_AIM_: Write the data out again in full, with no departure from the original.

_INPUT RECORDS_:
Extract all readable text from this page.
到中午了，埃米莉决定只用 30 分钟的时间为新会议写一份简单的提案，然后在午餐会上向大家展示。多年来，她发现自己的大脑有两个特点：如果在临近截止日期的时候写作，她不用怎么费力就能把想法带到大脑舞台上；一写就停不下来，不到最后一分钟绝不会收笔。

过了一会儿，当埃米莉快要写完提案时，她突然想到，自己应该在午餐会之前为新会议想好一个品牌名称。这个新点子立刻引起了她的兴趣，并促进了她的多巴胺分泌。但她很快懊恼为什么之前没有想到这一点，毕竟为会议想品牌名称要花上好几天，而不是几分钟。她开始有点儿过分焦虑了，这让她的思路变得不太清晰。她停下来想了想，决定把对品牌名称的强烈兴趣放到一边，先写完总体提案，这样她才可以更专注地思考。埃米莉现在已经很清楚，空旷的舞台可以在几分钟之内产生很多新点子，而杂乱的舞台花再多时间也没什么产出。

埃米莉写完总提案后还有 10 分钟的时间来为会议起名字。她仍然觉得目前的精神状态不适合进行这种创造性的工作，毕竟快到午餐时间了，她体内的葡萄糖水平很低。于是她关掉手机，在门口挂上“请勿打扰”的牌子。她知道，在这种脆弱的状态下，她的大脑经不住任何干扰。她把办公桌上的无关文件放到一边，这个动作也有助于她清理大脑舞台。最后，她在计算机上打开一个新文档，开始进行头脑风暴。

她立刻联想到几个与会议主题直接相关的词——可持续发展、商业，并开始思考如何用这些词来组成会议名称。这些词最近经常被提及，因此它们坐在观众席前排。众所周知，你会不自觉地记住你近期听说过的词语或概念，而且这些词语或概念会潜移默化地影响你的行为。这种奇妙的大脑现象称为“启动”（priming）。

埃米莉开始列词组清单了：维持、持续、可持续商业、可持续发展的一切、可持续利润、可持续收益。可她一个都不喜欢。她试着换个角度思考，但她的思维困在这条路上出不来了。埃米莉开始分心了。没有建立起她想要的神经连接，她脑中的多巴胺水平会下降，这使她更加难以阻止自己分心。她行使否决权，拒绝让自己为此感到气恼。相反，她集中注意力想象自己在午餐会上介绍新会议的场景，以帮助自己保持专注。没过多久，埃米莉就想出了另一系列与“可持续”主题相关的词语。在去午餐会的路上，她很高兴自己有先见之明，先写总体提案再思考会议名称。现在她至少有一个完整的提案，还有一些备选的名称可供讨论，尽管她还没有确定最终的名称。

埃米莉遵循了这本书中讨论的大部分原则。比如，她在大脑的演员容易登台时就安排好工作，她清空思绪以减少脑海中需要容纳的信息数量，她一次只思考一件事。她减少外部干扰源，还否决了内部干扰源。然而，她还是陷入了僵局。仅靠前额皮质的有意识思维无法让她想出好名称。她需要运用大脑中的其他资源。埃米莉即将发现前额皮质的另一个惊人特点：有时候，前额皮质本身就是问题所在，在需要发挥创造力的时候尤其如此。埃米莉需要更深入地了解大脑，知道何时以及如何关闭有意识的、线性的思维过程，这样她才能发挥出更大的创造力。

_THE REPLY_:
Extract all readable text from this page.
到中午了，埃米莉决定只用 30 分钟的时间为新会议写一份简单的提案，然后在午餐会上向大家展示。多年来，她发现自己的大脑有两个特点：如果在临近截止日期的时候写作，她不用怎么费力就能把想法带到大脑舞台上；一写就停不下来，不到最后一分钟绝不会收笔。

过了一会儿，当埃米莉快要写完提案时，她突然想到，自己应该在午餐会之前为新会议想好一个品牌名称。这个新点子立刻引起了她的兴趣，并促进了她的多巴胺分泌。但她很快懊恼为什么之前没有想到这一点，毕竟为会议想品牌名称要花上好几天，而不是几分钟。她开始有点儿过分焦虑了，这让她的思路变得不太清晰。她停下来想了想，决定把对品牌名称的强烈兴趣放到一边，先写完总体提案，这样她才可以更专注地思考。埃米莉现在已经很清楚，空旷的舞台可以在几分钟之内产生很多新点子，而杂乱的舞台花再多时间也没什么产出。

埃米莉写完总提案后还有 10 分钟的时间来为会议起名字。她仍然觉得目前的精神状态不适合进行这种创造性的工作，毕竟快到午餐时间了，她体内的葡萄糖水平很低。于是她关掉手机，在门口挂上“请勿打扰”的牌子。她知道，在这种脆弱的状态下，她的大脑经不住任何干扰。她把办公桌上的无关文件放到一边，这个动作也有助于她清理大脑舞台。最后，她在计算机上打开一个新文档，开始进行头脑风暴。

她立刻联想到几个与会议主题直接相关的词——可持续发展、商业，并开始思考如何用这些词来组成会议名称。这些词最近经常被提及，因此它们坐在观众席前排。众所周知，你会不自觉地记住你近期听说过的词语或概念，而且这些词语或概念会潜移默化地影响你的行为。这种奇妙的大脑现象称为“启动”（priming）。

埃米莉开始列词组清单了：维持、持续、可持续商业、可持续发展的一切、可持续利润、可持续收益。可她一个都不喜欢。她试着换个角度思考，但她的思维困在这条路上出不来了。埃米莉开始分心了。没有建立起她想要的神经连接，她脑中的多巴胺水平会下降，这使她更加难以阻止自己分心。她行使否决权，拒绝让自己为此感到气恼。相反，她集中注意力想象自己在午餐会上介绍新会议的场景，以帮助自己保持专注。没过多久，埃米莉就想出了另一系列与“可持续”主题相关的词语。在去午餐会的路上，她很高兴自己有先见之明，先写总体提案再思考会议名称。现在她至少有一个完整的提案，还有一些备选的名称可供讨论，尽管她还没有确定最终的名称。

埃米莉遵循了这本书中讨论的大部分原则。比如，她在大脑的演员容易登台时就安排好工作，她清空思绪以减少脑海中需要容纳的信息数量，她一次只思考一件事。她减少外部干扰源，还否决了内部干扰源。然而，她还是陷入了僵局。仅靠前额皮质的有意识思维无法让她想出好名称。她需要运用大脑中的其他资源。埃米莉即将发现前额皮质的另一个惊人特点：有时候，前额皮质本身就是问题所在，在需要发挥创造力的时候尤其如此。埃米莉需要更深入地了解大脑，知道何时以及如何关闭有意识的、线性的思维过程，这样她才能发挥出更大的创造力。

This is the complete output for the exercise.